* _Dataset items_
━━━━━━━━━━━━━━━━━━━━

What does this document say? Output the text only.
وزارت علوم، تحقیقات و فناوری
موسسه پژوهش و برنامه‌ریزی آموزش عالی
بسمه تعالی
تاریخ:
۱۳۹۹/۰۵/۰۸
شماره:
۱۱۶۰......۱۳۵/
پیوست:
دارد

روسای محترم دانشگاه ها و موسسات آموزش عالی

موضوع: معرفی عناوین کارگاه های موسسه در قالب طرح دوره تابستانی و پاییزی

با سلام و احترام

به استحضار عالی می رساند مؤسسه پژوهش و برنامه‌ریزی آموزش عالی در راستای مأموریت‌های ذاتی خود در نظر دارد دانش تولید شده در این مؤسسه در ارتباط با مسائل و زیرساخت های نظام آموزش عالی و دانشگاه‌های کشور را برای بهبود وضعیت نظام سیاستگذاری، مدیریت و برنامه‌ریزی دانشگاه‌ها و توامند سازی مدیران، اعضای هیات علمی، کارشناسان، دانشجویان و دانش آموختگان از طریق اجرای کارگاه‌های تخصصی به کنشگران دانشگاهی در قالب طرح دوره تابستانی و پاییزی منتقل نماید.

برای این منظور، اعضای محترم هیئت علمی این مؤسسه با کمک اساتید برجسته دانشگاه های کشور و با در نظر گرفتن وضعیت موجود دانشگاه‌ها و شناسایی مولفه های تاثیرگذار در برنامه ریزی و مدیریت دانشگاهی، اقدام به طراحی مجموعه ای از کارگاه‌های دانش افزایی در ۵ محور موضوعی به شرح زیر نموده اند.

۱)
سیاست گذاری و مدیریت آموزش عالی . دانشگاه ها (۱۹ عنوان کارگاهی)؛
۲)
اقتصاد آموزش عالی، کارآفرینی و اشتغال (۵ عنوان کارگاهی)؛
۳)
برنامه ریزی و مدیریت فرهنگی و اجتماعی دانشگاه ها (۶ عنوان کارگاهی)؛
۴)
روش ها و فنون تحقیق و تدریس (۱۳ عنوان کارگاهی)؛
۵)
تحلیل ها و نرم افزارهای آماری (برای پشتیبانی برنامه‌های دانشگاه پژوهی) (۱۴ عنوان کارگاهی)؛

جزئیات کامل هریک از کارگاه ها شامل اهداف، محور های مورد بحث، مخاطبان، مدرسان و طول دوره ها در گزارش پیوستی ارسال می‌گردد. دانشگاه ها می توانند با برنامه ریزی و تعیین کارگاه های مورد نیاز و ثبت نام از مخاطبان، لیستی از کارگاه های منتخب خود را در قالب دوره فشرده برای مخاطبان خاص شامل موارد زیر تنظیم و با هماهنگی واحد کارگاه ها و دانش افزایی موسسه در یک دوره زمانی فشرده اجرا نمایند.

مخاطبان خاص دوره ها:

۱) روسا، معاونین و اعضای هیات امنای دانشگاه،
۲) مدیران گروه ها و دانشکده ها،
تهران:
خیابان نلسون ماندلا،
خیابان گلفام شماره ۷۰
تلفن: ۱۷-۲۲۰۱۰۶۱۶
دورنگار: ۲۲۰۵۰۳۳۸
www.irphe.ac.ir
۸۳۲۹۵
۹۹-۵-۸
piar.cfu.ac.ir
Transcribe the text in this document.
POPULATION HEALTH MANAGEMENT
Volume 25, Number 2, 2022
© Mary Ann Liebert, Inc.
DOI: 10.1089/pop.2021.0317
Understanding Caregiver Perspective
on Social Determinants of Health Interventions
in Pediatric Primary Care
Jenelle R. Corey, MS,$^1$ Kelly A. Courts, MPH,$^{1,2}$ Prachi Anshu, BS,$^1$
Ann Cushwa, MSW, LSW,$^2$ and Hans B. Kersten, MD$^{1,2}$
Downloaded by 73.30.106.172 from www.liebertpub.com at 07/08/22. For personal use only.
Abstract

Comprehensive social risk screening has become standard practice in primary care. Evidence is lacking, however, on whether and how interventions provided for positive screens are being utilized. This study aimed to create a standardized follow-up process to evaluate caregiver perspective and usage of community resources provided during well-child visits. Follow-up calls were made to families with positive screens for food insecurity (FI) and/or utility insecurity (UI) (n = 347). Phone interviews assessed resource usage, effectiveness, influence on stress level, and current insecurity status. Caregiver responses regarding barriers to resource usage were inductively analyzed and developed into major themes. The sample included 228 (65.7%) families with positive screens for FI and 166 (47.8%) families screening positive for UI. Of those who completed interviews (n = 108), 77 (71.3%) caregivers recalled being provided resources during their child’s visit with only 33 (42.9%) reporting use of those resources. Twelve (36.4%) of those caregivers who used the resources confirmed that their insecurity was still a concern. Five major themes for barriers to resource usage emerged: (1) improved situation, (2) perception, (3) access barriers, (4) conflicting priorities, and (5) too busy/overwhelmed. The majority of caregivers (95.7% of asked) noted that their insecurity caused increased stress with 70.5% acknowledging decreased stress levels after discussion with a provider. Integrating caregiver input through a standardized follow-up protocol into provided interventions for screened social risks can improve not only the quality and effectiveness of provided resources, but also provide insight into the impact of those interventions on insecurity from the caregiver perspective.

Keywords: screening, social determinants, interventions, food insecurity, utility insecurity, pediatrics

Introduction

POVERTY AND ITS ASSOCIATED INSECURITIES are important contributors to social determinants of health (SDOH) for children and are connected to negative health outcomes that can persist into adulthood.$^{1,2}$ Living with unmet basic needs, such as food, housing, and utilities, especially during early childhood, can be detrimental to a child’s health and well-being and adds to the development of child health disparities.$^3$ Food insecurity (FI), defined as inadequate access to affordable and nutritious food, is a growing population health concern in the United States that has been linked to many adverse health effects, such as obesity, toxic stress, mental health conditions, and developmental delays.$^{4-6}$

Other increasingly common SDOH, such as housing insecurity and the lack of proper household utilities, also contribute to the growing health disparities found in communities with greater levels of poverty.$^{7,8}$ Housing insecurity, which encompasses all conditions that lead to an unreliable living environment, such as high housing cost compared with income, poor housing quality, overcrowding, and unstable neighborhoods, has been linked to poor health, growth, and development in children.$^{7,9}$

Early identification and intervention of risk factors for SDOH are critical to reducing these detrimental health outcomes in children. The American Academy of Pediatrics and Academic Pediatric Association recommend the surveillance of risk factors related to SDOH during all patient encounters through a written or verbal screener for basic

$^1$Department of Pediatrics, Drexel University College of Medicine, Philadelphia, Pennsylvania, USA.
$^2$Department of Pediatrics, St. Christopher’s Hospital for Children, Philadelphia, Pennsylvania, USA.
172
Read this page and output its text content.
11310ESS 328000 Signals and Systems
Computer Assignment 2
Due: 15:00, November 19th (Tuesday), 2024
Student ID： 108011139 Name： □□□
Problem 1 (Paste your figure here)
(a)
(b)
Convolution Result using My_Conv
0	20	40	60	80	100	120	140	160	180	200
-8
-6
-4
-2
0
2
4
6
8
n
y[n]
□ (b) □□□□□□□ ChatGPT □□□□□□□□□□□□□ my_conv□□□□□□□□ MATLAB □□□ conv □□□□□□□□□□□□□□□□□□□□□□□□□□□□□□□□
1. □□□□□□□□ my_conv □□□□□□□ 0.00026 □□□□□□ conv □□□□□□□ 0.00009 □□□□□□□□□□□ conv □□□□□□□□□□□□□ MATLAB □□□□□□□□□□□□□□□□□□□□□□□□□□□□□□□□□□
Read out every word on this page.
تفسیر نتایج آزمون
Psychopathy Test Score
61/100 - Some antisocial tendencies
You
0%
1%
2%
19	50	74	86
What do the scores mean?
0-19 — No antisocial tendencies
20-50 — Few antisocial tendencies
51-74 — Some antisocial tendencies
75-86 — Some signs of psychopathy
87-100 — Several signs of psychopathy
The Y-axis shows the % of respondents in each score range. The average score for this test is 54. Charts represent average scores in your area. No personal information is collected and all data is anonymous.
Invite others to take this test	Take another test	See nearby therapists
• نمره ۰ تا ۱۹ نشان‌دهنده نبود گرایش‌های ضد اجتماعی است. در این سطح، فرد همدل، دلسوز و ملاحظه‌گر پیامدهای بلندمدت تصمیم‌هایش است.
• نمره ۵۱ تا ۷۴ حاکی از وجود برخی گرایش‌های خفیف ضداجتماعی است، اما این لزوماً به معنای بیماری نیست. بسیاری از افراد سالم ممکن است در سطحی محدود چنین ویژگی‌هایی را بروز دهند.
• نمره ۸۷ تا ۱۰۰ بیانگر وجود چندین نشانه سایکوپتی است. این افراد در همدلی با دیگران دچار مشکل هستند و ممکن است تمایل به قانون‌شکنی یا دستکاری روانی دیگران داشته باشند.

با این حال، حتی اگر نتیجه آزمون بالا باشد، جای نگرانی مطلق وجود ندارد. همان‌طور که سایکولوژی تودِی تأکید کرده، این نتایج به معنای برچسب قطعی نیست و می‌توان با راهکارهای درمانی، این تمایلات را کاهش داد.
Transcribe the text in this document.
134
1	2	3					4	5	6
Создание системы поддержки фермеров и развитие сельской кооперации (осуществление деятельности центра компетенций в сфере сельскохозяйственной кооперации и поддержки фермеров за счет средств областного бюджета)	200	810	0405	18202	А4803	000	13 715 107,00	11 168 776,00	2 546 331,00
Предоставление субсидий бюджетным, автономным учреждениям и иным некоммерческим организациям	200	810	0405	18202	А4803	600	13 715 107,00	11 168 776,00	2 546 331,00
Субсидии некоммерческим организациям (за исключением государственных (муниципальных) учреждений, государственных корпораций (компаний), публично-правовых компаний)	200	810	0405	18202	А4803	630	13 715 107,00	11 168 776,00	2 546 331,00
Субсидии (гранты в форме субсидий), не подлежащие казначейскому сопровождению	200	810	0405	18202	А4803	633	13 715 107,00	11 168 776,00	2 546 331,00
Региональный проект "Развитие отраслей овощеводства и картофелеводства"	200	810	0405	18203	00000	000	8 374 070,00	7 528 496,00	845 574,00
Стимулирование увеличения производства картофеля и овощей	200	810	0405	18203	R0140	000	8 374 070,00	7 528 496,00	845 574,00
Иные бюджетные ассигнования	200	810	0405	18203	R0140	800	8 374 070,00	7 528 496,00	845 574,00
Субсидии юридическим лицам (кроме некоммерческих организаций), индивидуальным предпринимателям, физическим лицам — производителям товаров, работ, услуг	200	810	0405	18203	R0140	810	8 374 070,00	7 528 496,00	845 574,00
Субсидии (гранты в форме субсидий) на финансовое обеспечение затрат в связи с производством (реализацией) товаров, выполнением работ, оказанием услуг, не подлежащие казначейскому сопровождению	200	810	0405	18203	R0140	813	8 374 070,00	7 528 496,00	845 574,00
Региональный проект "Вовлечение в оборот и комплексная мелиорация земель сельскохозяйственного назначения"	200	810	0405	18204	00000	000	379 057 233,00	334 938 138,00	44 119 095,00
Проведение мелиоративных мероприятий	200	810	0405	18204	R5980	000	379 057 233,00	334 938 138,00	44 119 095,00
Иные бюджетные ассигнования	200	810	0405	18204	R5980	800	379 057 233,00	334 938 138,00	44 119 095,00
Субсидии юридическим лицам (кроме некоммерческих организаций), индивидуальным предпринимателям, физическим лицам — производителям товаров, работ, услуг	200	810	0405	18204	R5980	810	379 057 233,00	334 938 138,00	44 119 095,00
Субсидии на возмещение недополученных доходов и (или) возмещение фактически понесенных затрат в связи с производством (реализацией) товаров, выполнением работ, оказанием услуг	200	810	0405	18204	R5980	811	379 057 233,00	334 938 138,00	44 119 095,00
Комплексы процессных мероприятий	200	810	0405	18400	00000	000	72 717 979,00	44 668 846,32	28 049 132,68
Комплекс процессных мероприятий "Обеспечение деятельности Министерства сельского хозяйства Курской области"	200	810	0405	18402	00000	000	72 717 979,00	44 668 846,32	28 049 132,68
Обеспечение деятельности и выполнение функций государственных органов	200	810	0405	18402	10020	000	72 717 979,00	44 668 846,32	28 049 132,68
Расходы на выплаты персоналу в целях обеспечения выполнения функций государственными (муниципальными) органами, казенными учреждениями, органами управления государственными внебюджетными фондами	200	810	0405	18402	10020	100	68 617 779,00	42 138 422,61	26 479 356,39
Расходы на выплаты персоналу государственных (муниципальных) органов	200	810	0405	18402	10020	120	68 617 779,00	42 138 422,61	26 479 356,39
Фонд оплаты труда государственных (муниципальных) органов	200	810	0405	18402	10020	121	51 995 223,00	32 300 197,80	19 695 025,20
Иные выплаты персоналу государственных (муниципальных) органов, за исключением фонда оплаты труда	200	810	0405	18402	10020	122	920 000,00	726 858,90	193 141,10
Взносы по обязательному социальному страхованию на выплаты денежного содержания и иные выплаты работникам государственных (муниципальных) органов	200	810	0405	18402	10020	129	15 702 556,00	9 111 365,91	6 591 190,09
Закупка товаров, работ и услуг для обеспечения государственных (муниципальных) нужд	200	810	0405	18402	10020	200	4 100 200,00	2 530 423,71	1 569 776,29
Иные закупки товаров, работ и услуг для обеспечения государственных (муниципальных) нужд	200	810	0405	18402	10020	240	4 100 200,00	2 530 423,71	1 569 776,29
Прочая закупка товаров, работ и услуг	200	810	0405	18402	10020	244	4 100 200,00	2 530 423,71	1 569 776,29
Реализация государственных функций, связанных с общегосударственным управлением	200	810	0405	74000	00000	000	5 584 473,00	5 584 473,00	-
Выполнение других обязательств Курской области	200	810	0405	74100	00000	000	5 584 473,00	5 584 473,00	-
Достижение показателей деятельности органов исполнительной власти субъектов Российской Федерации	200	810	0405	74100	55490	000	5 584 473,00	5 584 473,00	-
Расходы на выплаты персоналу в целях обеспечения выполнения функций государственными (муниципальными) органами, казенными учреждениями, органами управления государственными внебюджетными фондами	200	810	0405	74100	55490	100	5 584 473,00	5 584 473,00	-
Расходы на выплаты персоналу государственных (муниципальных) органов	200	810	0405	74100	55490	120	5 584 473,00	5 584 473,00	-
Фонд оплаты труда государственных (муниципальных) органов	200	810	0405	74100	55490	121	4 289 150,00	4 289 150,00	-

━━━━━━━━━━━━━━━━━━━━

* _Exercise_
Find all lines where the word "گرایش" appears. Copy them.

* _Full solution_
• نمره ۰ تا ۱۹ نشان‌دهنده نبود گرایش‌های ضد اجتماعی است. در این سطح، فرد همدل، دلسوز و ملاحظه‌گر پیامدهای بلندمدت تصمیم‌هایش است.
• نمره ۵۱ تا ۷۴ حاکی از وجود برخی گرایش‌های خفیف ضداجتماعی است، اما این لزوماً به معنای بیماری نیست. بسیاری از افراد سالم ممکن است در سطحی محدود چنین ویژگی‌هایی را بروز دهند.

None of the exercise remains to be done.